→ Objective
Write out every entry precisely as given, leaving the pictures out.
————————
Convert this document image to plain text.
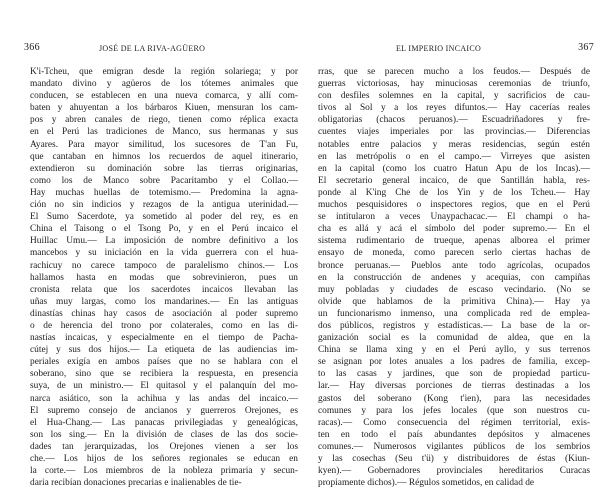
366	JOSÉ DE LA RIVA-AGÜERO
K'i-Tcheu, que emigran desde la región solariega; y por
mandato divino y agüeros de los tótemes animales que
conducen, se establecen en una nueva comarca, y allí com-
baten y ahuyentan a los bárbaros Kiuen, mensuran los cam-
pos y abren canales de riego, tienen como réplica exacta
en el Perú las tradiciones de Manco, sus hermanas y sus
Ayares. Para mayor similitud, los sucesores de T'an Fu,
que cantaban en himnos los recuerdos de aquel itinerario,
extendieron su dominación sobre las tierras originarias,
como los de Manco sobre Pacaritambo y el Collao.—
Hay muchas huellas de totemismo.— Predomina la agna-
ción no sin indicios y rezagos de la antigua uterinidad.—
El Sumo Sacerdote, ya sometido al poder del rey, es en
China el Taisong o el Tsong Po, y en el Perú incaico el
Huillac Umu.— La imposición de nombre definitivo a los
mancebos y su iniciación en la vida guerrera con el hua-
rachicuy no carece tampoco de paralelismo chinos.— Los
hallamos hasta en modas que sobrevinieron, pues un
cronista relata que los sacerdotes incaicos llevaban las
uñas muy largas, como los mandarines.— En las antiguas
dinastías chinas hay casos de asociación al poder supremo
o de herencia del trono por colaterales, como en las di-
nastías incaicas, y especialmente en el tiempo de Pacha-
cútej y sus dos hijos.— La etiqueta de las audiencias im-
periales exigía en ambos países que no se hablara con el
soberano, sino que se recibiera la respuesta, en presencia
suya, de un ministro.— El quitasol y el palanquín del mo-
narca asiático, son la achihua y las andas del incaico.—
El supremo consejo de ancianos y guerreros Orejones, es
el Hua-Chang.— Las panacas privilegiadas y genealógicas,
son los sing.— En la división de clases de las dos socie-
dades tan jerarquizadas, los Orejones vienen a ser los
che.— Los hijos de los señores regionales se educan en
la corte.— Los miembros de la nobleza primaria y secun-
daria recibían donaciones precarias e inalienables de tie-
EL IMPERIO INCAICO	367
rras, que se parecen mucho a los feudos.— Después de
guerras victoriosas, hay minuciosas ceremonias de triunfo,
con desfiles solemnes en la capital, y sacrificios de cau-
tivos al Sol y a los reyes difuntos.— Hay cacerías reales
obligatorias (chacos peruanos).— Escuadriñadores y fre-
cuentes viajes imperiales por las provincias.— Diferencias
notables entre palacios y meras residencias, según estén
en las metrópolis o en el campo.— Virreyes que asisten
en la capital (como los cuatro Hatun Apu de los Incas).—
El secretario general incaico, de que Santillán habla, res-
ponde al K'ing Che de los Yin y de los Tcheu.— Hay
muchos pesquisidores o inspectores regios, que en el Perú
se intitularon a veces Unaypachacac.— El champi o ha-
cha es allá y acá el símbolo del poder supremo.— En el
sistema rudimentario de trueque, apenas alborea el primer
ensayo de moneda, como parecen serlo ciertas hachas de
bronce peruanas.— Pueblos ante todo agrícolas, ocupados
en la construcción de andenes y acequias, con campiñas
muy pobladas y ciudades de escaso vecindario. (No se
olvide que hablamos de la primitiva China).— Hay ya
un funcionarismo inmenso, una complicada red de emplea-
dos públicos, registros y estadísticas.— La base de la or-
ganización social es la comunidad de aldea, que en la
China se llama xing y en el Perú ayllo, y sus terrenos
se asignan por lotes anuales a los padres de familia, excep-
to las casas y jardines, que son de propiedad particu-
lar.— Hay diversas porciones de tierras destinadas a los
gastos del soberano (Kong t'ien), para las necesidades
comunes y para los jefes locales (que son nuestros cu-
racas).— Como consecuencia del régimen territorial, exis-
ten en todo el país abundantes depósitos y almacenes
comunes.— Numerosos vigilantes públicos de los sembríos
y las cosechas (Seu t'ü) y distribuidores de éstas (Kiun-
kyen).— Gobernadores provinciales hereditarios Curacas
propiamente dichos).— Régulos sometidos, en calidad de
————————
→ The solution
Convert this document image to plain text.
366	JOSÉ DE LA RIVA-AGÜERO
K'i-Tcheu, que emigran desde la región solariega; y por
mandato divino y agüeros de los tótemes animales que
conducen, se establecen en una nueva comarca, y allí com-
baten y ahuyentan a los bárbaros Kiuen, mensuran los cam-
pos y abren canales de riego, tienen como réplica exacta
en el Perú las tradiciones de Manco, sus hermanas y sus
Ayares. Para mayor similitud, los sucesores de T'an Fu,
que cantaban en himnos los recuerdos de aquel itinerario,
extendieron su dominación sobre las tierras originarias,
como los de Manco sobre Pacaritambo y el Collao.—
Hay muchas huellas de totemismo.— Predomina la agna-
ción no sin indicios y rezagos de la antigua uterinidad.—
El Sumo Sacerdote, ya sometido al poder del rey, es en
China el Taisong o el Tsong Po, y en el Perú incaico el
Huillac Umu.— La imposición de nombre definitivo a los
mancebos y su iniciación en la vida guerrera con el hua-
rachicuy no carece tampoco de paralelismo chinos.— Los
hallamos hasta en modas que sobrevinieron, pues un
cronista relata que los sacerdotes incaicos llevaban las
uñas muy largas, como los mandarines.— En las antiguas
dinastías chinas hay casos de asociación al poder supremo
o de herencia del trono por colaterales, como en las di-
nastías incaicas, y especialmente en el tiempo de Pacha-
cútej y sus dos hijos.— La etiqueta de las audiencias im-
periales exigía en ambos países que no se hablara con el
soberano, sino que se recibiera la respuesta, en presencia
suya, de un ministro.— El quitasol y el palanquín del mo-
narca asiático, son la achihua y las andas del incaico.—
El supremo consejo de ancianos y guerreros Orejones, es
el Hua-Chang.— Las panacas privilegiadas y genealógicas,
son los sing.— En la división de clases de las dos socie-
dades tan jerarquizadas, los Orejones vienen a ser los
che.— Los hijos de los señores regionales se educan en
la corte.— Los miembros de la nobleza primaria y secun-
daria recibían donaciones precarias e inalienables de tie-
EL IMPERIO INCAICO	367
rras, que se parecen mucho a los feudos.— Después de
guerras victoriosas, hay minuciosas ceremonias de triunfo,
con desfiles solemnes en la capital, y sacrificios de cau-
tivos al Sol y a los reyes difuntos.— Hay cacerías reales
obligatorias (chacos peruanos).— Escuadriñadores y fre-
cuentes viajes imperiales por las provincias.— Diferencias
notables entre palacios y meras residencias, según estén
en las metrópolis o en el campo.— Virreyes que asisten
en la capital (como los cuatro Hatun Apu de los Incas).—
El secretario general incaico, de que Santillán habla, res-
ponde al K'ing Che de los Yin y de los Tcheu.— Hay
muchos pesquisidores o inspectores regios, que en el Perú
se intitularon a veces Unaypachacac.— El champi o ha-
cha es allá y acá el símbolo del poder supremo.— En el
sistema rudimentario de trueque, apenas alborea el primer
ensayo de moneda, como parecen serlo ciertas hachas de
bronce peruanas.— Pueblos ante todo agrícolas, ocupados
en la construcción de andenes y acequias, con campiñas
muy pobladas y ciudades de escaso vecindario. (No se
olvide que hablamos de la primitiva China).— Hay ya
un funcionarismo inmenso, una complicada red de emplea-
dos públicos, registros y estadísticas.— La base de la or-
ganización social es la comunidad de aldea, que en la
China se llama xing y en el Perú ayllo, y sus terrenos
se asignan por lotes anuales a los padres de familia, excep-
to las casas y jardines, que son de propiedad particu-
lar.— Hay diversas porciones de tierras destinadas a los
gastos del soberano (Kong t'ien), para las necesidades
comunes y para los jefes locales (que son nuestros cu-
racas).— Como consecuencia del régimen territorial, exis-
ten en todo el país abundantes depósitos y almacenes
comunes.— Numerosos vigilantes públicos de los sembríos
y las cosechas (Seu t'ü) y distribuidores de éstas (Kiun-
kyen).— Gobernadores provinciales hereditarios Curacas
propiamente dichos).— Régulos sometidos, en calidad de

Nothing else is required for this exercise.